(Written exercise) Your job is to retype all of the data word for word, leaving every image out.

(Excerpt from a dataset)
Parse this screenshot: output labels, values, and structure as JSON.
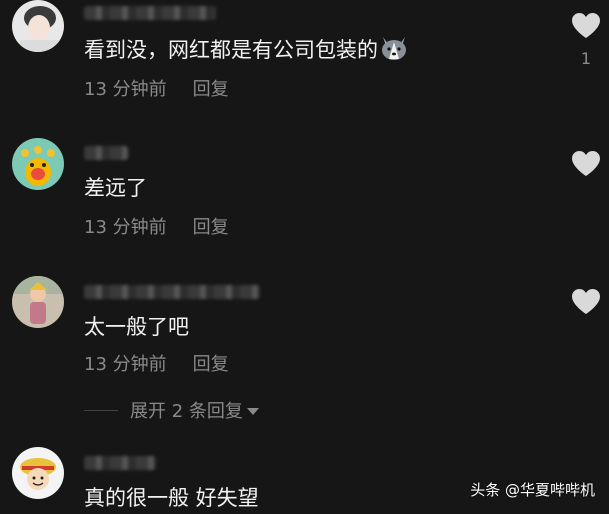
{
  "colors": {
    "background": "#161616",
    "text": "#f2f2f2",
    "meta": "#8a8a8a",
    "heart": "#d9d9d9"
  },
  "comments": [
    {
      "text": "看到没，网红都是有公司包装的",
      "emoji": "husky-face-emoji",
      "time": "13 分钟前",
      "reply": "回复",
      "likes": "1"
    },
    {
      "text": "差远了",
      "time": "13 分钟前",
      "reply": "回复",
      "likes": ""
    },
    {
      "text": "太一般了吧",
      "time": "13 分钟前",
      "reply": "回复",
      "likes": ""
    },
    {
      "text": "真的很一般 好失望",
      "time": "",
      "reply": "",
      "likes": ""
    }
  ],
  "expand_replies": "展开 2 条回复",
  "watermark": "头条 @华夏哔哔机"
}
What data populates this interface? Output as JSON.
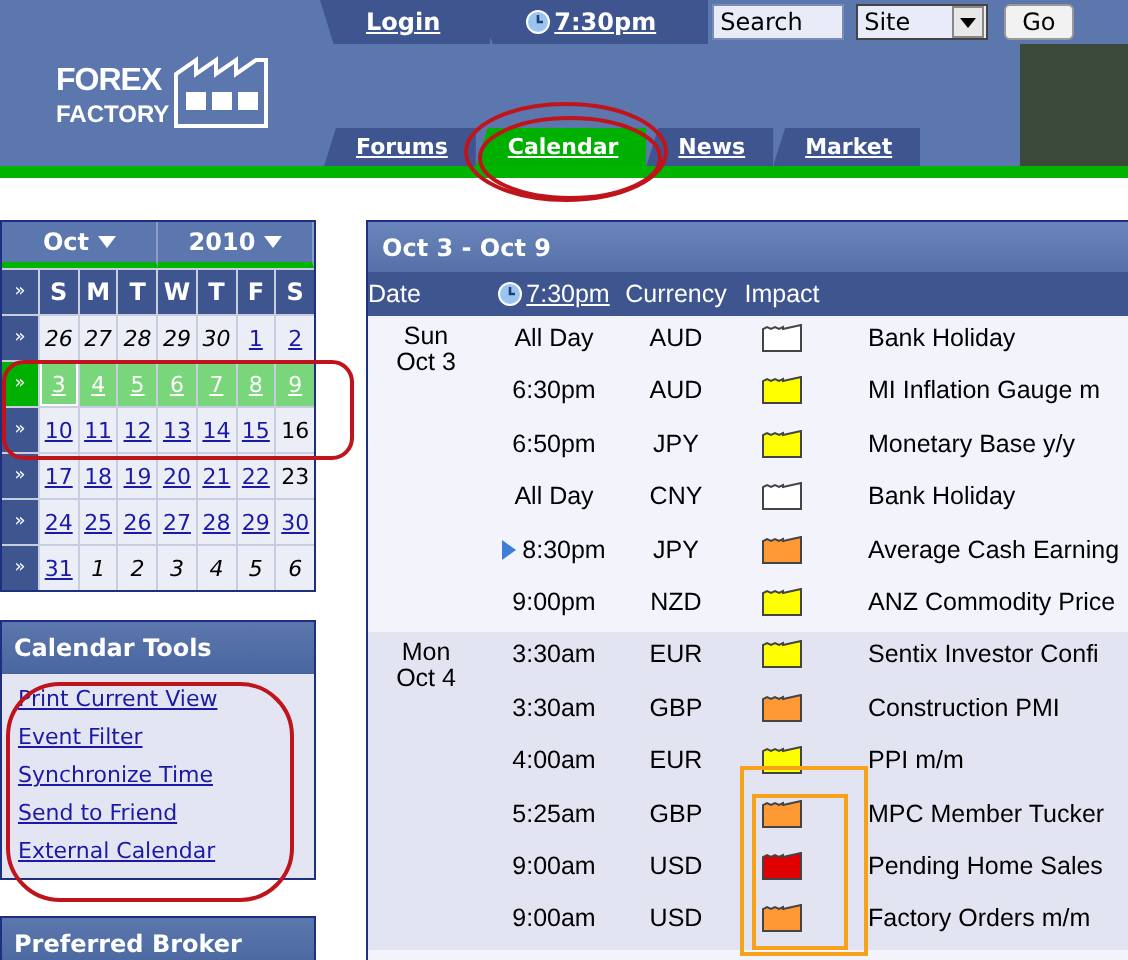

(The output)
Parse this screenshot: output labels, values, and structure as JSON.
{
  "colors": {
    "background": "#161616",
    "text": "#f2f2f2",
    "meta": "#8a8a8a",
    "heart": "#d9d9d9"
  },
  "comments": [
    {
      "text": "看到没，网红都是有公司包装的",
      "emoji": "husky-face-emoji",
      "time": "13 分钟前",
      "reply": "回复",
      "likes": "1"
    },
    {
      "text": "差远了",
      "time": "13 分钟前",
      "reply": "回复",
      "likes": ""
    },
    {
      "text": "太一般了吧",
      "time": "13 分钟前",
      "reply": "回复",
      "likes": ""
    },
    {
      "text": "真的很一般 好失望",
      "time": "",
      "reply": "",
      "likes": ""
    }
  ],
  "expand_replies": "展开 2 条回复",
  "watermark": "头条 @华夏哔哔机"
}
What data populates this interface? Output as JSON.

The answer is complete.